Chart and figure data:
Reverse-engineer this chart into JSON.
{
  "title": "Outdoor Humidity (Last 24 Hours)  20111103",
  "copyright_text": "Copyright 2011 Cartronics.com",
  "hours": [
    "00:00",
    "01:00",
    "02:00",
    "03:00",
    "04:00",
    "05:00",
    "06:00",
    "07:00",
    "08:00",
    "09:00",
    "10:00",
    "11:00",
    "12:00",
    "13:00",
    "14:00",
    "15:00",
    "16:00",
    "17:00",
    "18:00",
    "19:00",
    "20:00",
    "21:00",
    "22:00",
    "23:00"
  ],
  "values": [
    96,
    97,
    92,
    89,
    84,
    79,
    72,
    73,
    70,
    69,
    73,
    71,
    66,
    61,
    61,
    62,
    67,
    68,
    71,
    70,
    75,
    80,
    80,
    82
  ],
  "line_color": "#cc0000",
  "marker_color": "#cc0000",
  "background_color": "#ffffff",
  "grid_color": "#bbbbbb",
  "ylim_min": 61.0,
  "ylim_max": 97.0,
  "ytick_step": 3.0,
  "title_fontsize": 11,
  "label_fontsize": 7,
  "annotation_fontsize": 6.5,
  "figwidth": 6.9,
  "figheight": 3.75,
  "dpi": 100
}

> [What this task involves]: Hand back the material above in full, exactly as written.

> [Task result]:
Reverse-engineer this chart into JSON.
{
  "title": "Outdoor Humidity (Last 24 Hours)  20111103",
  "copyright_text": "Copyright 2011 Cartronics.com",
  "hours": [
    "00:00",
    "01:00",
    "02:00",
    "03:00",
    "04:00",
    "05:00",
    "06:00",
    "07:00",
    "08:00",
    "09:00",
    "10:00",
    "11:00",
    "12:00",
    "13:00",
    "14:00",
    "15:00",
    "16:00",
    "17:00",
    "18:00",
    "19:00",
    "20:00",
    "21:00",
    "22:00",
    "23:00"
  ],
  "values": [
    96,
    97,
    92,
    89,
    84,
    79,
    72,
    73,
    70,
    69,
    73,
    71,
    66,
    61,
    61,
    62,
    67,
    68,
    71,
    70,
    75,
    80,
    80,
    82
  ],
  "line_color": "#cc0000",
  "marker_color": "#cc0000",
  "background_color": "#ffffff",
  "grid_color": "#bbbbbb",
  "ylim_min": 61.0,
  "ylim_max": 97.0,
  "ytick_step": 3.0,
  "title_fontsize": 11,
  "label_fontsize": 7,
  "annotation_fontsize": 6.5,
  "figwidth": 6.9,
  "figheight": 3.75,
  "dpi": 100
}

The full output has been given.